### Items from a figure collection
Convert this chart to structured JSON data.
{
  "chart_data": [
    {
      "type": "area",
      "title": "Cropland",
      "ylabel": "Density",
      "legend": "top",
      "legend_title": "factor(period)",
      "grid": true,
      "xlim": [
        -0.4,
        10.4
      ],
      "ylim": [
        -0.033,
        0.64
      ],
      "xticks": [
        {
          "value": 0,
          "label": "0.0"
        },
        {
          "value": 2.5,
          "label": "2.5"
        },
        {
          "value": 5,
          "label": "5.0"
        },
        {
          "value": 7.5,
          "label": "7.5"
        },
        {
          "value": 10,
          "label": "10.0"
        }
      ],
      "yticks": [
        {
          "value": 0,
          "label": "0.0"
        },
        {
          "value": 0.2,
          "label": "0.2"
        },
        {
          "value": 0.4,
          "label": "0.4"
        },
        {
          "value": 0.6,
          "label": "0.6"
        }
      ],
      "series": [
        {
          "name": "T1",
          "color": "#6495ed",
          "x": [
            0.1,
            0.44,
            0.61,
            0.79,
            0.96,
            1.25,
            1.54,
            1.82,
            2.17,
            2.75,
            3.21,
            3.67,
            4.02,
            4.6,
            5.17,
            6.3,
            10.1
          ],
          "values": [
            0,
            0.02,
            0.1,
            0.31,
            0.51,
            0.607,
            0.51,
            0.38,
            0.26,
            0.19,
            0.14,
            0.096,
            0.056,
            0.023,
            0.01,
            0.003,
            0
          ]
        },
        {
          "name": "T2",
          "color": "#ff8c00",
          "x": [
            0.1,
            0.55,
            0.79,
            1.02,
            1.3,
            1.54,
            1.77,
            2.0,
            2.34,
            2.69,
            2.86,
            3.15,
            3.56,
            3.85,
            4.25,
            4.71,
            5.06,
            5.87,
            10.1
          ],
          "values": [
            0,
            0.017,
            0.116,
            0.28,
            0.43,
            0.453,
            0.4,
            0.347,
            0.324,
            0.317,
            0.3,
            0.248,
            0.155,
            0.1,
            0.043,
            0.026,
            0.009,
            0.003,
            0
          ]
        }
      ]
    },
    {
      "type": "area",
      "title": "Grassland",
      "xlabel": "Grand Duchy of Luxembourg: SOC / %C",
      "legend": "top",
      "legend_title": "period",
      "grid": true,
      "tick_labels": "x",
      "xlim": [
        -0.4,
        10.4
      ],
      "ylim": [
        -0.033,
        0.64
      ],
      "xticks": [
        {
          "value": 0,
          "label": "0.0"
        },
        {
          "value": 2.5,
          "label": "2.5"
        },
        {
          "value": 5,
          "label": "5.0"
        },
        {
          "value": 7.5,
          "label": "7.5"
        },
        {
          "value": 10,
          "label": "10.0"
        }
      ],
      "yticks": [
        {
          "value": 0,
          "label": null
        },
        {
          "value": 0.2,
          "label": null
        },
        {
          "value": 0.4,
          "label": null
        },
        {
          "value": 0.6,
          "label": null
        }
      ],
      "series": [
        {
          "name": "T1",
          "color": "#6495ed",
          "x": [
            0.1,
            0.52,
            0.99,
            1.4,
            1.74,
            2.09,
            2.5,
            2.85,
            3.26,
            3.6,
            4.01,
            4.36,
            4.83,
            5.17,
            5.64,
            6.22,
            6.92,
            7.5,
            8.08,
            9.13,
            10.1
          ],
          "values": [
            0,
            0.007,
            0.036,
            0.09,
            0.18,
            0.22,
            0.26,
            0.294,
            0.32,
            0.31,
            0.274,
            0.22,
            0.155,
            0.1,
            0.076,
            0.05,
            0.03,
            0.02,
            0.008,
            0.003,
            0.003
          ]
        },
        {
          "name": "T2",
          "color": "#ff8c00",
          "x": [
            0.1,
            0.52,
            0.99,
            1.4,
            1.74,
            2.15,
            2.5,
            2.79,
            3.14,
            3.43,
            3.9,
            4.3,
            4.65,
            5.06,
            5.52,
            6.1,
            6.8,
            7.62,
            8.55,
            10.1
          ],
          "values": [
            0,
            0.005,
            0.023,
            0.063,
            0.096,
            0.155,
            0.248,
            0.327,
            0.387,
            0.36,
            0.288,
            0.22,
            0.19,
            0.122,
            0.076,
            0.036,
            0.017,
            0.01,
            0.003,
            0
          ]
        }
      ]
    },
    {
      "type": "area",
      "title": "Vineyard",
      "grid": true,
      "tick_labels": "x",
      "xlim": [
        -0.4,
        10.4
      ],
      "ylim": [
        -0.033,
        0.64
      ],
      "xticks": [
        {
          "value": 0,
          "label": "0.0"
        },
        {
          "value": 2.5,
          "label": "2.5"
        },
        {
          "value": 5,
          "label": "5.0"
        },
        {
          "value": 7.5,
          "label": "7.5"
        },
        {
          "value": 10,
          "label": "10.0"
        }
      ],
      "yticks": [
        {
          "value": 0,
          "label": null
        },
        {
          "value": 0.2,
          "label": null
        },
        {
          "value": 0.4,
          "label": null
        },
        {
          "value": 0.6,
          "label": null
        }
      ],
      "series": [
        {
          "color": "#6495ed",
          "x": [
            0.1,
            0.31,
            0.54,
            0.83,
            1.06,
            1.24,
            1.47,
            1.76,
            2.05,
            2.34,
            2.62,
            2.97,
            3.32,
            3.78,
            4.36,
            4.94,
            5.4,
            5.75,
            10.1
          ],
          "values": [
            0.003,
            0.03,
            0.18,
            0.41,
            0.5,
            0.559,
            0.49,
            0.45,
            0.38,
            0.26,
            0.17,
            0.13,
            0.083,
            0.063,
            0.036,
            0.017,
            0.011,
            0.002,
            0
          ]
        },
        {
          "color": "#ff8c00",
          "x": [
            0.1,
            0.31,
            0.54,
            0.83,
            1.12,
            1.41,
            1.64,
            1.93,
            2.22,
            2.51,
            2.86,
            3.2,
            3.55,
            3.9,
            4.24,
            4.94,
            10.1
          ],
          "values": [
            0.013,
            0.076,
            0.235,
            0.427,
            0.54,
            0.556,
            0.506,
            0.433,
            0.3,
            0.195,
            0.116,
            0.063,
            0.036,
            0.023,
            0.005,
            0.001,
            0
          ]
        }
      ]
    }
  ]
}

### Goal of the exercise
Using the listing above, please repeat every entry exactly.

### The solution
Convert this chart to structured JSON data.
{
  "chart_data": [
    {
      "type": "area",
      "title": "Cropland",
      "ylabel": "Density",
      "legend": "top",
      "legend_title": "factor(period)",
      "grid": true,
      "xlim": [
        -0.4,
        10.4
      ],
      "ylim": [
        -0.033,
        0.64
      ],
      "xticks": [
        {
          "value": 0,
          "label": "0.0"
        },
        {
          "value": 2.5,
          "label": "2.5"
        },
        {
          "value": 5,
          "label": "5.0"
        },
        {
          "value": 7.5,
          "label": "7.5"
        },
        {
          "value": 10,
          "label": "10.0"
        }
      ],
      "yticks": [
        {
          "value": 0,
          "label": "0.0"
        },
        {
          "value": 0.2,
          "label": "0.2"
        },
        {
          "value": 0.4,
          "label": "0.4"
        },
        {
          "value": 0.6,
          "label": "0.6"
        }
      ],
      "series": [
        {
          "name": "T1",
          "color": "#6495ed",
          "x": [
            0.1,
            0.44,
            0.61,
            0.79,
            0.96,
            1.25,
            1.54,
            1.82,
            2.17,
            2.75,
            3.21,
            3.67,
            4.02,
            4.6,
            5.17,
            6.3,
            10.1
          ],
          "values": [
            0,
            0.02,
            0.1,
            0.31,
            0.51,
            0.607,
            0.51,
            0.38,
            0.26,
            0.19,
            0.14,
            0.096,
            0.056,
            0.023,
            0.01,
            0.003,
            0
          ]
        },
        {
          "name": "T2",
          "color": "#ff8c00",
          "x": [
            0.1,
            0.55,
            0.79,
            1.02,
            1.3,
            1.54,
            1.77,
            2.0,
            2.34,
            2.69,
            2.86,
            3.15,
            3.56,
            3.85,
            4.25,
            4.71,
            5.06,
            5.87,
            10.1
          ],
          "values": [
            0,
            0.017,
            0.116,
            0.28,
            0.43,
            0.453,
            0.4,
            0.347,
            0.324,
            0.317,
            0.3,
            0.248,
            0.155,
            0.1,
            0.043,
            0.026,
            0.009,
            0.003,
            0
          ]
        }
      ]
    },
    {
      "type": "area",
      "title": "Grassland",
      "xlabel": "Grand Duchy of Luxembourg: SOC / %C",
      "legend": "top",
      "legend_title": "period",
      "grid": true,
      "tick_labels": "x",
      "xlim": [
        -0.4,
        10.4
      ],
      "ylim": [
        -0.033,
        0.64
      ],
      "xticks": [
        {
          "value": 0,
          "label": "0.0"
        },
        {
          "value": 2.5,
          "label": "2.5"
        },
        {
          "value": 5,
          "label": "5.0"
        },
        {
          "value": 7.5,
          "label": "7.5"
        },
        {
          "value": 10,
          "label": "10.0"
        }
      ],
      "yticks": [
        {
          "value": 0,
          "label": null
        },
        {
          "value": 0.2,
          "label": null
        },
        {
          "value": 0.4,
          "label": null
        },
        {
          "value": 0.6,
          "label": null
        }
      ],
      "series": [
        {
          "name": "T1",
          "color": "#6495ed",
          "x": [
            0.1,
            0.52,
            0.99,
            1.4,
            1.74,
            2.09,
            2.5,
            2.85,
            3.26,
            3.6,
            4.01,
            4.36,
            4.83,
            5.17,
            5.64,
            6.22,
            6.92,
            7.5,
            8.08,
            9.13,
            10.1
          ],
          "values": [
            0,
            0.007,
            0.036,
            0.09,
            0.18,
            0.22,
            0.26,
            0.294,
            0.32,
            0.31,
            0.274,
            0.22,
            0.155,
            0.1,
            0.076,
            0.05,
            0.03,
            0.02,
            0.008,
            0.003,
            0.003
          ]
        },
        {
          "name": "T2",
          "color": "#ff8c00",
          "x": [
            0.1,
            0.52,
            0.99,
            1.4,
            1.74,
            2.15,
            2.5,
            2.79,
            3.14,
            3.43,
            3.9,
            4.3,
            4.65,
            5.06,
            5.52,
            6.1,
            6.8,
            7.62,
            8.55,
            10.1
          ],
          "values": [
            0,
            0.005,
            0.023,
            0.063,
            0.096,
            0.155,
            0.248,
            0.327,
            0.387,
            0.36,
            0.288,
            0.22,
            0.19,
            0.122,
            0.076,
            0.036,
            0.017,
            0.01,
            0.003,
            0
          ]
        }
      ]
    },
    {
      "type": "area",
      "title": "Vineyard",
      "grid": true,
      "tick_labels": "x",
      "xlim": [
        -0.4,
        10.4
      ],
      "ylim": [
        -0.033,
        0.64
      ],
      "xticks": [
        {
          "value": 0,
          "label": "0.0"
        },
        {
          "value": 2.5,
          "label": "2.5"
        },
        {
          "value": 5,
          "label": "5.0"
        },
        {
          "value": 7.5,
          "label": "7.5"
        },
        {
          "value": 10,
          "label": "10.0"
        }
      ],
      "yticks": [
        {
          "value": 0,
          "label": null
        },
        {
          "value": 0.2,
          "label": null
        },
        {
          "value": 0.4,
          "label": null
        },
        {
          "value": 0.6,
          "label": null
        }
      ],
      "series": [
        {
          "color": "#6495ed",
          "x": [
            0.1,
            0.31,
            0.54,
            0.83,
            1.06,
            1.24,
            1.47,
            1.76,
            2.05,
            2.34,
            2.62,
            2.97,
            3.32,
            3.78,
            4.36,
            4.94,
            5.4,
            5.75,
            10.1
          ],
          "values": [
            0.003,
            0.03,
            0.18,
            0.41,
            0.5,
            0.559,
            0.49,
            0.45,
            0.38,
            0.26,
            0.17,
            0.13,
            0.083,
            0.063,
            0.036,
            0.017,
            0.011,
            0.002,
            0
          ]
        },
        {
          "color": "#ff8c00",
          "x": [
            0.1,
            0.31,
            0.54,
            0.83,
            1.12,
            1.41,
            1.64,
            1.93,
            2.22,
            2.51,
            2.86,
            3.2,
            3.55,
            3.9,
            4.24,
            4.94,
            10.1
          ],
          "values": [
            0.013,
            0.076,
            0.235,
            0.427,
            0.54,
            0.556,
            0.506,
            0.433,
            0.3,
            0.195,
            0.116,
            0.063,
            0.036,
            0.023,
            0.005,
            0.001,
            0
          ]
        }
      ]
    }
  ]
}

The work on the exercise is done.